Source records
<<<<

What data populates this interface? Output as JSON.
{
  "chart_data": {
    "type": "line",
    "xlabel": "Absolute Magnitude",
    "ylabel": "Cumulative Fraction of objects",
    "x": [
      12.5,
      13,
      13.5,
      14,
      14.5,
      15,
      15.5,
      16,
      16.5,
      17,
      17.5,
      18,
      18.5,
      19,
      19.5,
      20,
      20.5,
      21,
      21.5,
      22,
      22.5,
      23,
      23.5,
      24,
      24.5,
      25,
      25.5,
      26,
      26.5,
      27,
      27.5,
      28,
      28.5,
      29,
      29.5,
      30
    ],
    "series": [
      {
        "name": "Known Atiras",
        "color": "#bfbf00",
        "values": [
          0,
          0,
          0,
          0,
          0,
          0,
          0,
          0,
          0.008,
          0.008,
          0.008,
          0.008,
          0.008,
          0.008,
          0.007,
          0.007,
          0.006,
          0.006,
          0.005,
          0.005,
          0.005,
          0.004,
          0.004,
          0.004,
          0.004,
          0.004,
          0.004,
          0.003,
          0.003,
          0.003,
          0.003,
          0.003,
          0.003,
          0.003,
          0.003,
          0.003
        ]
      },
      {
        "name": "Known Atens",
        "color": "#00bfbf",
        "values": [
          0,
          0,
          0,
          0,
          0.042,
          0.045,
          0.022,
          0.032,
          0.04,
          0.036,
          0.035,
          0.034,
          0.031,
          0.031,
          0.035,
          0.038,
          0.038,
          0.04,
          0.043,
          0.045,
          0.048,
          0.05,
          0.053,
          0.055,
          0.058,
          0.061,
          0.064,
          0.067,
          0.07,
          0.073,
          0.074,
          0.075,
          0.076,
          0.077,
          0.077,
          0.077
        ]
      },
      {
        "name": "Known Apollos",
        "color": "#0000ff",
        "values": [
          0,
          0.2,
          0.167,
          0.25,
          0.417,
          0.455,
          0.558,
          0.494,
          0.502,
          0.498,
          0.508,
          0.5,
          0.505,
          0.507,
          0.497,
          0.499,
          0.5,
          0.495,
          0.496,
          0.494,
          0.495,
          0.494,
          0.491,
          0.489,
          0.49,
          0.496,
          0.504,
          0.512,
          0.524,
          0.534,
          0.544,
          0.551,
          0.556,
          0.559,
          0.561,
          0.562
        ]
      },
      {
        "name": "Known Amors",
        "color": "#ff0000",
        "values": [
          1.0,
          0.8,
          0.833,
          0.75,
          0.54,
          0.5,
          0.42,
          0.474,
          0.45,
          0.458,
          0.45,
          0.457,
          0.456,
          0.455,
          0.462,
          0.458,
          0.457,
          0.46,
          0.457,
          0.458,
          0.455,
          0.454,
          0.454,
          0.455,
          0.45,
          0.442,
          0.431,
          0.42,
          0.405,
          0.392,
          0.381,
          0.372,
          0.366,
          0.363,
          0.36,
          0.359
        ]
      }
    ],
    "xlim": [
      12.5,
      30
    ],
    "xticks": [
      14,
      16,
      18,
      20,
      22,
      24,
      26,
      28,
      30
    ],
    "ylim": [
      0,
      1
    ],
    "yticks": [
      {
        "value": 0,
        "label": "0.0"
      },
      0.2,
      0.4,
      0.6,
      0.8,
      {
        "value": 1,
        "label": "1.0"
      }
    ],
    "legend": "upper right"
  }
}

>>>>

## REQUIREMENT
Restate the data above word for word.

## FULL ANSWER
What data populates this interface? Output as JSON.
{
  "chart_data": {
    "type": "line",
    "xlabel": "Absolute Magnitude",
    "ylabel": "Cumulative Fraction of objects",
    "x": [
      12.5,
      13,
      13.5,
      14,
      14.5,
      15,
      15.5,
      16,
      16.5,
      17,
      17.5,
      18,
      18.5,
      19,
      19.5,
      20,
      20.5,
      21,
      21.5,
      22,
      22.5,
      23,
      23.5,
      24,
      24.5,
      25,
      25.5,
      26,
      26.5,
      27,
      27.5,
      28,
      28.5,
      29,
      29.5,
      30
    ],
    "series": [
      {
        "name": "Known Atiras",
        "color": "#bfbf00",
        "values": [
          0,
          0,
          0,
          0,
          0,
          0,
          0,
          0,
          0.008,
          0.008,
          0.008,
          0.008,
          0.008,
          0.008,
          0.007,
          0.007,
          0.006,
          0.006,
          0.005,
          0.005,
          0.005,
          0.004,
          0.004,
          0.004,
          0.004,
          0.004,
          0.004,
          0.003,
          0.003,
          0.003,
          0.003,
          0.003,
          0.003,
          0.003,
          0.003,
          0.003
        ]
      },
      {
        "name": "Known Atens",
        "color": "#00bfbf",
        "values": [
          0,
          0,
          0,
          0,
          0.042,
          0.045,
          0.022,
          0.032,
          0.04,
          0.036,
          0.035,
          0.034,
          0.031,
          0.031,
          0.035,
          0.038,
          0.038,
          0.04,
          0.043,
          0.045,
          0.048,
          0.05,
          0.053,
          0.055,
          0.058,
          0.061,
          0.064,
          0.067,
          0.07,
          0.073,
          0.074,
          0.075,
          0.076,
          0.077,
          0.077,
          0.077
        ]
      },
      {
        "name": "Known Apollos",
        "color": "#0000ff",
        "values": [
          0,
          0.2,
          0.167,
          0.25,
          0.417,
          0.455,
          0.558,
          0.494,
          0.502,
          0.498,
          0.508,
          0.5,
          0.505,
          0.507,
          0.497,
          0.499,
          0.5,
          0.495,
          0.496,
          0.494,
          0.495,
          0.494,
          0.491,
          0.489,
          0.49,
          0.496,
          0.504,
          0.512,
          0.524,
          0.534,
          0.544,
          0.551,
          0.556,
          0.559,
          0.561,
          0.562
        ]
      },
      {
        "name": "Known Amors",
        "color": "#ff0000",
        "values": [
          1.0,
          0.8,
          0.833,
          0.75,
          0.54,
          0.5,
          0.42,
          0.474,
          0.45,
          0.458,
          0.45,
          0.457,
          0.456,
          0.455,
          0.462,
          0.458,
          0.457,
          0.46,
          0.457,
          0.458,
          0.455,
          0.454,
          0.454,
          0.455,
          0.45,
          0.442,
          0.431,
          0.42,
          0.405,
          0.392,
          0.381,
          0.372,
          0.366,
          0.363,
          0.36,
          0.359
        ]
      }
    ],
    "xlim": [
      12.5,
      30
    ],
    "xticks": [
      14,
      16,
      18,
      20,
      22,
      24,
      26,
      28,
      30
    ],
    "ylim": [
      0,
      1
    ],
    "yticks": [
      {
        "value": 0,
        "label": "0.0"
      },
      0.2,
      0.4,
      0.6,
      0.8,
      {
        "value": 1,
        "label": "1.0"
      }
    ],
    "legend": "upper right"
  }
}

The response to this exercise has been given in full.